**THE TASK**
Take the line containing "Enumerate this screenshot's" and every line after it to the end of the records, and copy them exactly, excluding pictures.

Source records

━━━━

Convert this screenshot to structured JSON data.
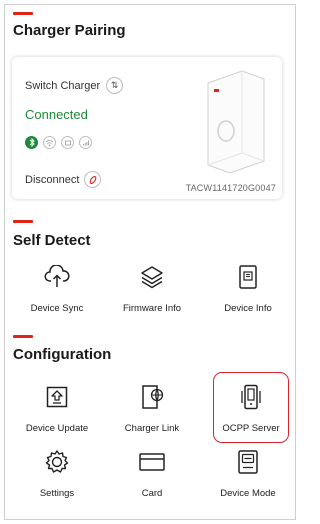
{
  "sections": {
    "pairing": {
      "title": "Charger Pairing"
    },
    "self_detect": {
      "title": "Self Detect"
    },
    "configuration": {
      "title": "Configuration"
    }
  },
  "charger_card": {
    "switch_label": "Switch Charger",
    "status": "Connected",
    "disconnect_label": "Disconnect",
    "serial": "TACW1141720G0047",
    "status_icons": [
      "bluetooth-icon",
      "wifi-icon",
      "ethernet-icon",
      "cellular-icon"
    ]
  },
  "self_detect_items": [
    {
      "label": "Device Sync",
      "icon": "cloud-upload-icon"
    },
    {
      "label": "Firmware Info",
      "icon": "layers-icon"
    },
    {
      "label": "Device Info",
      "icon": "device-info-icon"
    }
  ],
  "configuration_items": [
    {
      "label": "Device Update",
      "icon": "device-update-icon"
    },
    {
      "label": "Charger Link",
      "icon": "charger-link-icon"
    },
    {
      "label": "OCPP Server",
      "icon": "ocpp-server-icon",
      "highlighted": true
    },
    {
      "label": "Settings",
      "icon": "gear-icon"
    },
    {
      "label": "Card",
      "icon": "card-icon"
    },
    {
      "label": "Device Mode",
      "icon": "device-mode-icon"
    }
  ],
  "colors": {
    "accent": "#e2231a",
    "connected": "#1d8a3a",
    "highlight": "#d9232e"
  }
}
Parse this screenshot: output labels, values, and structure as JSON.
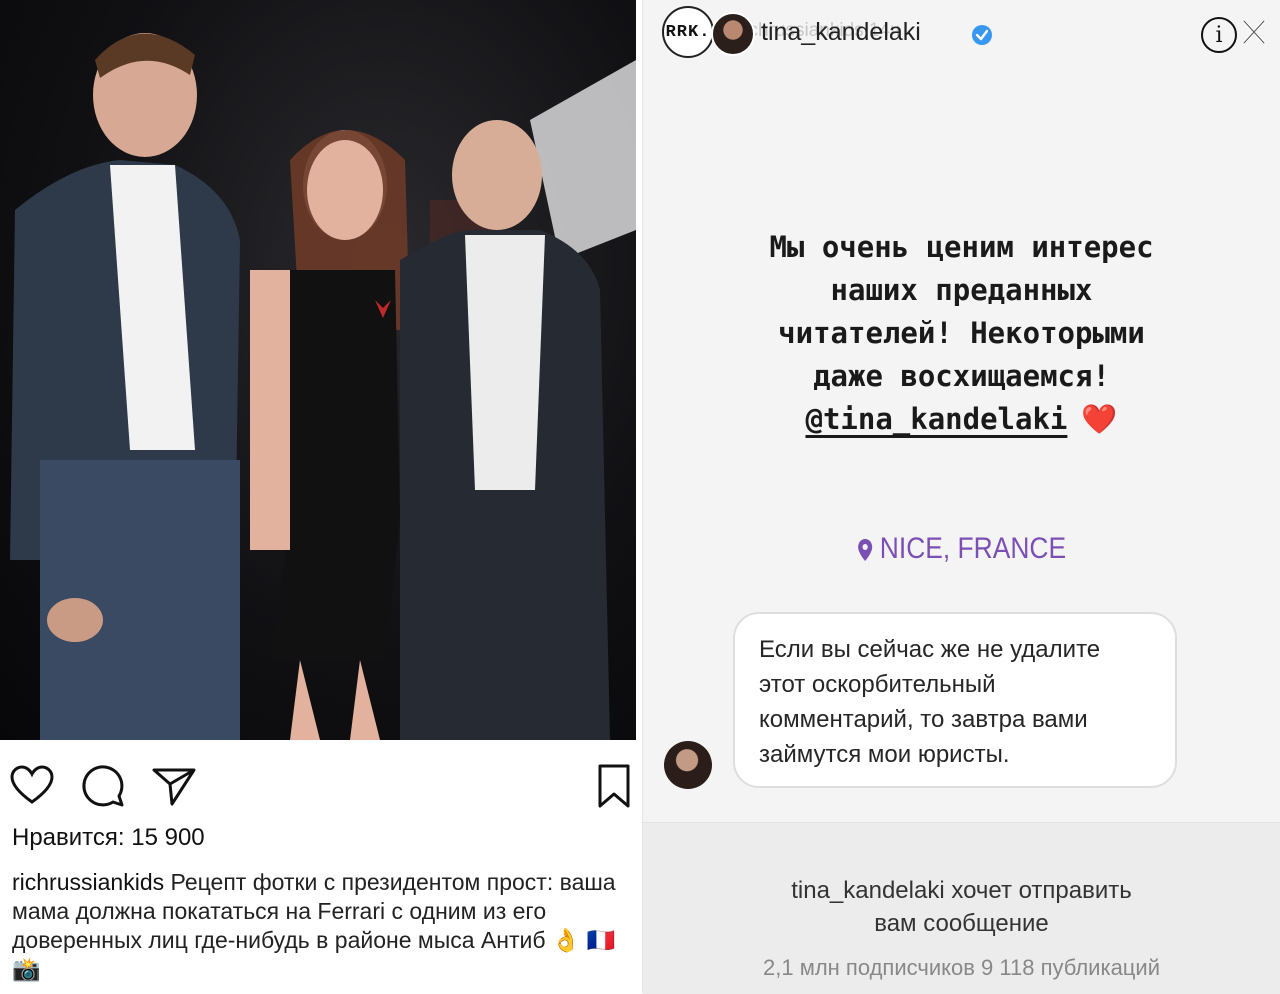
{
  "post": {
    "likes_label": "Нравится: 15 900",
    "username": "richrussiankids",
    "caption": "Рецепт фотки с президентом прост: ваша мама должна покататься на Ferrari с одним из его доверенных лиц где-нибудь в районе мыса Антиб 👌 🇫🇷 📸",
    "icons": [
      "heart-icon",
      "comment-icon",
      "share-icon",
      "bookmark-icon"
    ]
  },
  "story": {
    "rrk_label": "RRK.",
    "ghost_username": "richrussiankids 14ч",
    "username": "tina_kandelaki",
    "info_label": "i",
    "text_lines": [
      "Мы очень ценим интерес",
      "наших преданных",
      "читателей! Некоторыми",
      "даже восхищаемся!"
    ],
    "mention": "@tina_kandelaki",
    "heart": "❤️",
    "location": "NICE, FRANCE",
    "message": "Если вы сейчас же не удалите этот оскорбительный комментарий, то завтра вами займутся мои юристы.",
    "notice_line1": "tina_kandelaki хочет отправить",
    "notice_line2": "вам сообщение",
    "notice_stats": "2,1 млн подписчиков 9 118 публикаций"
  },
  "colors": {
    "location_purple": "#7b4fb3",
    "heart_red": "#e0282f",
    "verified_blue": "#3897f0"
  }
}
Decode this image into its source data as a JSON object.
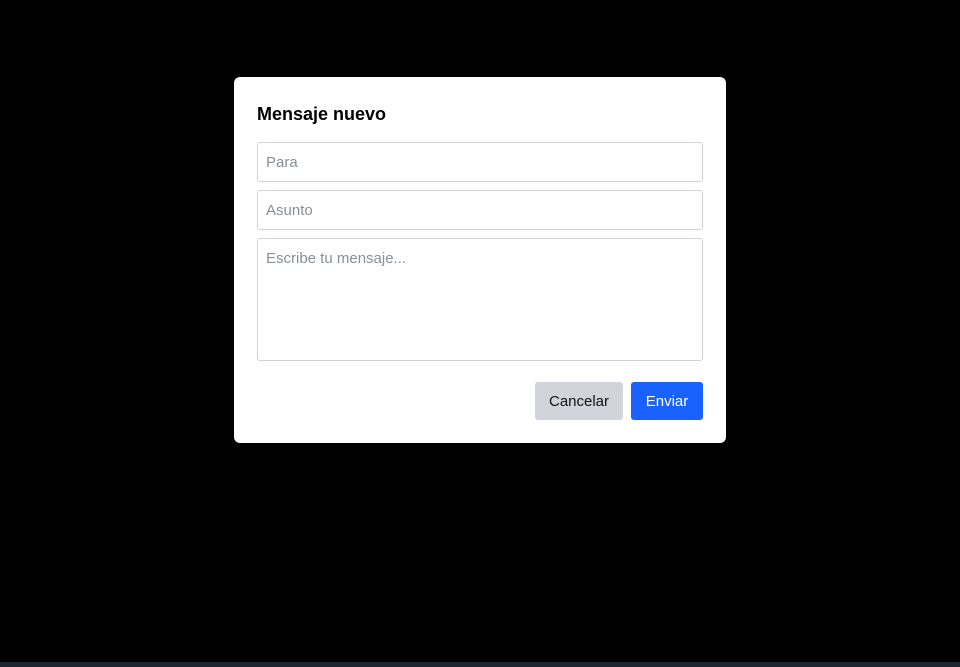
{
  "dialog": {
    "title": "Mensaje nuevo",
    "to_placeholder": "Para",
    "to_value": "",
    "subject_placeholder": "Asunto",
    "subject_value": "",
    "body_placeholder": "Escribe tu mensaje...",
    "body_value": "",
    "cancel_label": "Cancelar",
    "send_label": "Enviar"
  },
  "colors": {
    "backdrop": "#000000",
    "dialog_background": "#ffffff",
    "cancel_button": "#d1d5db",
    "send_button": "#1a62ff"
  }
}
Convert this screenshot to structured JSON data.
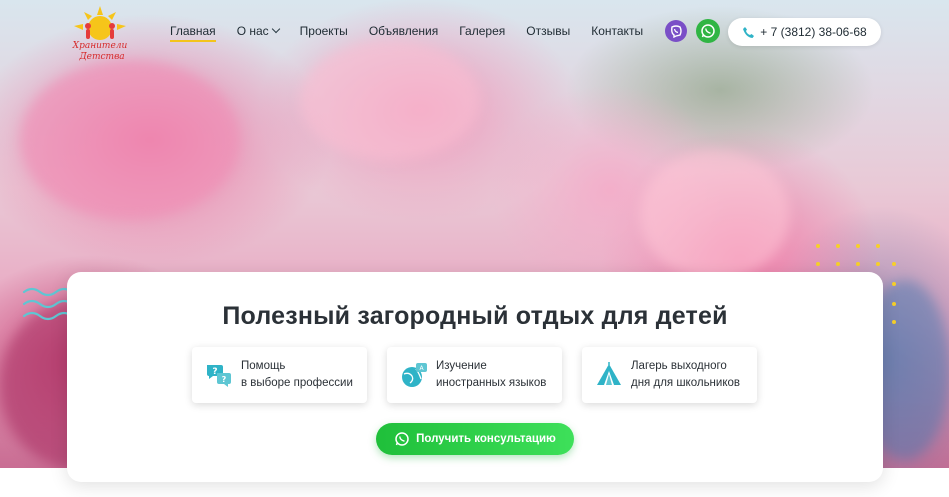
{
  "brand": {
    "logo_line1": "Хранители",
    "logo_line2": "Детства"
  },
  "nav": {
    "items": [
      {
        "label": "Главная",
        "active": true,
        "has_dropdown": false
      },
      {
        "label": "О нас",
        "active": false,
        "has_dropdown": true
      },
      {
        "label": "Проекты",
        "active": false,
        "has_dropdown": false
      },
      {
        "label": "Объявления",
        "active": false,
        "has_dropdown": false
      },
      {
        "label": "Галерея",
        "active": false,
        "has_dropdown": false
      },
      {
        "label": "Отзывы",
        "active": false,
        "has_dropdown": false
      },
      {
        "label": "Контакты",
        "active": false,
        "has_dropdown": false
      }
    ]
  },
  "contacts": {
    "viber_icon": "viber-icon",
    "whatsapp_icon": "whatsapp-icon",
    "phone": "+ 7 (3812) 38-06-68"
  },
  "card": {
    "title": "Полезный загородный отдых для детей",
    "features": [
      {
        "icon": "chat-bubbles-icon",
        "line1": "Помощь",
        "line2": "в выборе профессии"
      },
      {
        "icon": "globe-icon",
        "line1": "Изучение",
        "line2": "иностранных языков"
      },
      {
        "icon": "tent-icon",
        "line1": "Лагерь выходного",
        "line2": "дня для школьников"
      }
    ],
    "cta_label": "Получить консультацию"
  },
  "colors": {
    "accent_yellow": "#f3c41c",
    "cta_green": "#2ccf47",
    "icon_teal": "#2fb3c7",
    "viber": "#7a4fc7",
    "whatsapp": "#30b544",
    "text_dark": "#2b3137"
  }
}
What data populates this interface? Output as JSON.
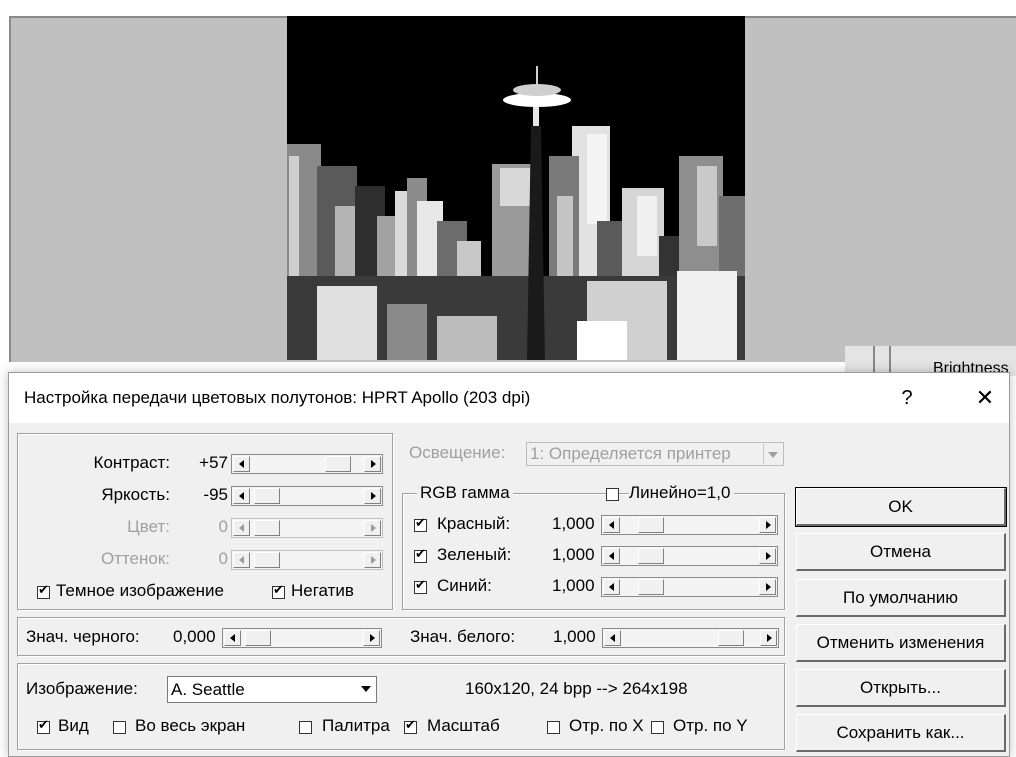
{
  "dialog": {
    "title": "Настройка передачи цветовых полутонов: HPRT Apollo (203 dpi)",
    "help": "?",
    "close": "✕"
  },
  "behind_window": {
    "text": "Brightness"
  },
  "adjust": {
    "contrast": {
      "label": "Контраст:",
      "value": "+57",
      "level": 0.78
    },
    "brightness": {
      "label": "Яркость:",
      "value": "-95",
      "level": 0.03
    },
    "color": {
      "label": "Цвет:",
      "value": "0"
    },
    "hue": {
      "label": "Оттенок:",
      "value": "0"
    },
    "dark_image": {
      "label": "Темное изображение",
      "checked": true
    },
    "negative": {
      "label": "Негатив",
      "checked": true
    }
  },
  "illumination": {
    "label": "Освещение:",
    "value": "1: Определяется принтер"
  },
  "rgb_gamma": {
    "label": "RGB гамма",
    "linear": {
      "label": "Линейно=1,0",
      "checked": false
    },
    "red": {
      "label": "Красный:",
      "value": "1,000",
      "checked": true
    },
    "green": {
      "label": "Зеленый:",
      "value": "1,000",
      "checked": true
    },
    "blue": {
      "label": "Синий:",
      "value": "1,000",
      "checked": true
    }
  },
  "levels": {
    "black": {
      "label": "Знач. черного:",
      "value": "0,000"
    },
    "white": {
      "label": "Знач. белого:",
      "value": "1,000"
    }
  },
  "image": {
    "label": "Изображение:",
    "selected": "A. Seattle",
    "info": "160x120, 24 bpp  --> 264x198",
    "view": {
      "label": "Вид",
      "checked": true
    },
    "fullscreen": {
      "label": "Во весь экран",
      "checked": false
    },
    "palette": {
      "label": "Палитра",
      "checked": false
    },
    "scale": {
      "label": "Масштаб",
      "checked": true
    },
    "flip_x": {
      "label": "Отр. по X",
      "checked": false
    },
    "flip_y": {
      "label": "Отр. по Y",
      "checked": false
    }
  },
  "buttons": {
    "ok": "OK",
    "cancel": "Отмена",
    "default": "По умолчанию",
    "undo": "Отменить изменения",
    "open": "Открыть...",
    "save_as": "Сохранить как..."
  }
}
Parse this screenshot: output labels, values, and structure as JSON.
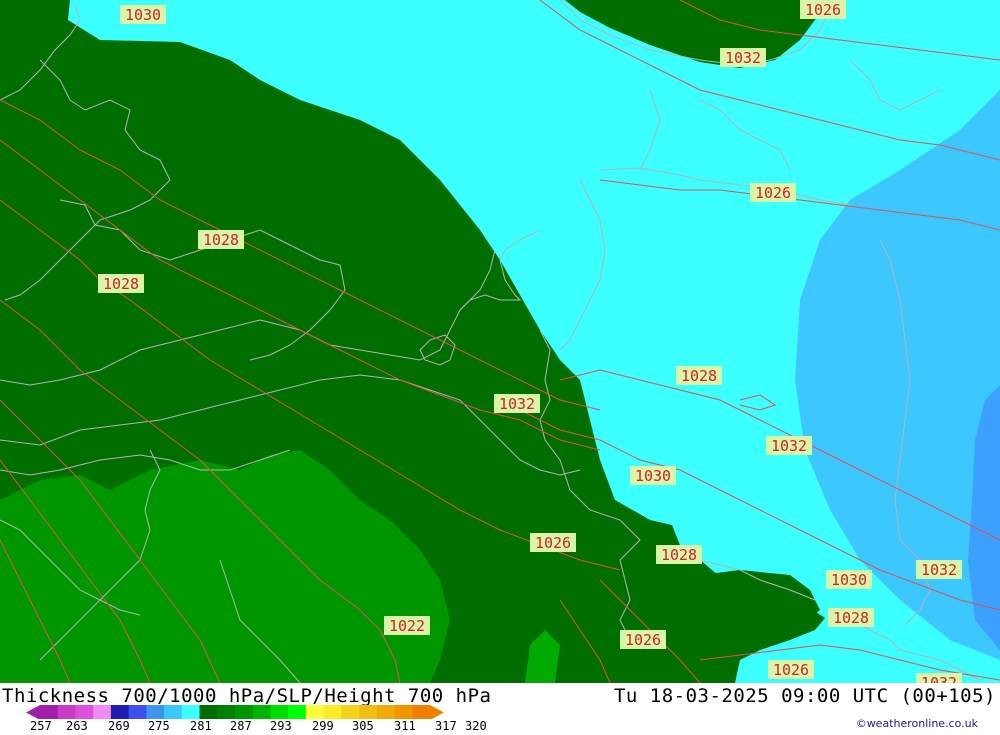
{
  "map": {
    "fields": {
      "land_dark": "#006e00",
      "land_mid": "#009600",
      "land_light": "#00aa00",
      "sea_cyan": "#3cffff",
      "sea_blue1": "#3cc8ff",
      "sea_blue2": "#3ca0ff"
    },
    "isobar_color": "#e05050",
    "coast_color": "#b4b4b4",
    "label_bg": "#d8f5a8",
    "isobar_labels": [
      "1030",
      "1026",
      "1028",
      "1032",
      "1028",
      "1026",
      "1032",
      "1028",
      "1032",
      "1030",
      "1026",
      "1028",
      "1032",
      "1030",
      "1028",
      "1022",
      "1026",
      "1026",
      "1032"
    ]
  },
  "footer": {
    "title": "Thickness 700/1000 hPa/SLP/Height 700 hPa",
    "datetime": "Tu 18-03-2025 09:00 UTC (00+105)",
    "credit": "©weatheronline.co.uk",
    "legend": {
      "labels": [
        "257",
        "263",
        "269",
        "275",
        "281",
        "287",
        "293",
        "299",
        "305",
        "311",
        "317",
        "320"
      ],
      "colors": [
        "#a01eaa",
        "#c83cc8",
        "#dc50dc",
        "#f08cf0",
        "#1e1eb4",
        "#3c50f0",
        "#3c96f0",
        "#3cc8ff",
        "#3cffff",
        "#006e00",
        "#008200",
        "#009600",
        "#00b400",
        "#00dc00",
        "#00ff00",
        "#ffff3c",
        "#ffeb28",
        "#f5d21e",
        "#f0be14",
        "#f0aa0a",
        "#f09600",
        "#f08200"
      ]
    }
  }
}
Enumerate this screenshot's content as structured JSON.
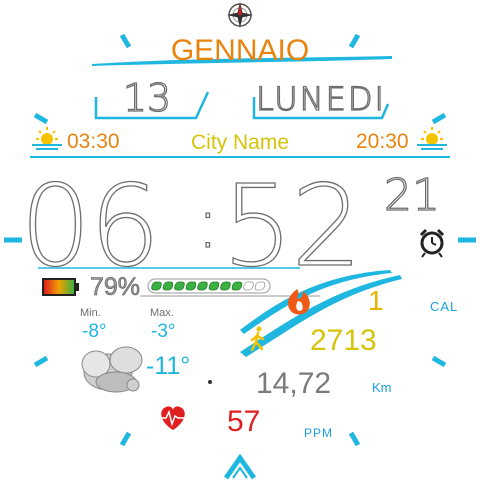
{
  "date": {
    "month": "GENNAIO",
    "day_number": "13",
    "weekday": "LUNEDI"
  },
  "sun": {
    "sunrise": "03:30",
    "sunset": "20:30",
    "city": "City Name"
  },
  "time": {
    "hours": "06",
    "minutes": "52",
    "seconds": "21",
    "separator": ":"
  },
  "battery": {
    "percent_text": "79%",
    "level": 0.79
  },
  "weather": {
    "min_label": "Min.",
    "max_label": "Max.",
    "temp_min": "-8°",
    "temp_max": "-3°",
    "temp_now": "-11°",
    "condition_icon": "cloud-icon"
  },
  "activity": {
    "calories": "1",
    "calories_unit": "CAL",
    "steps": "2713",
    "distance": "14,72",
    "distance_unit": "Km",
    "heart_rate": "57",
    "heart_rate_unit": "PPM"
  },
  "colors": {
    "accent": "#1fb6e0",
    "orange": "#e8840e",
    "yellow": "#d6c40a",
    "red": "#e02020"
  }
}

━━━━

**WRITTEN SOLUTION**
Enumerate this screenshot's content as structured JSON.
{
  "date": {
    "month": "GENNAIO",
    "day_number": "13",
    "weekday": "LUNEDI"
  },
  "sun": {
    "sunrise": "03:30",
    "sunset": "20:30",
    "city": "City Name"
  },
  "time": {
    "hours": "06",
    "minutes": "52",
    "seconds": "21",
    "separator": ":"
  },
  "battery": {
    "percent_text": "79%",
    "level": 0.79
  },
  "weather": {
    "min_label": "Min.",
    "max_label": "Max.",
    "temp_min": "-8°",
    "temp_max": "-3°",
    "temp_now": "-11°",
    "condition_icon": "cloud-icon"
  },
  "activity": {
    "calories": "1",
    "calories_unit": "CAL",
    "steps": "2713",
    "distance": "14,72",
    "distance_unit": "Km",
    "heart_rate": "57",
    "heart_rate_unit": "PPM"
  },
  "colors": {
    "accent": "#1fb6e0",
    "orange": "#e8840e",
    "yellow": "#d6c40a",
    "red": "#e02020"
  }
}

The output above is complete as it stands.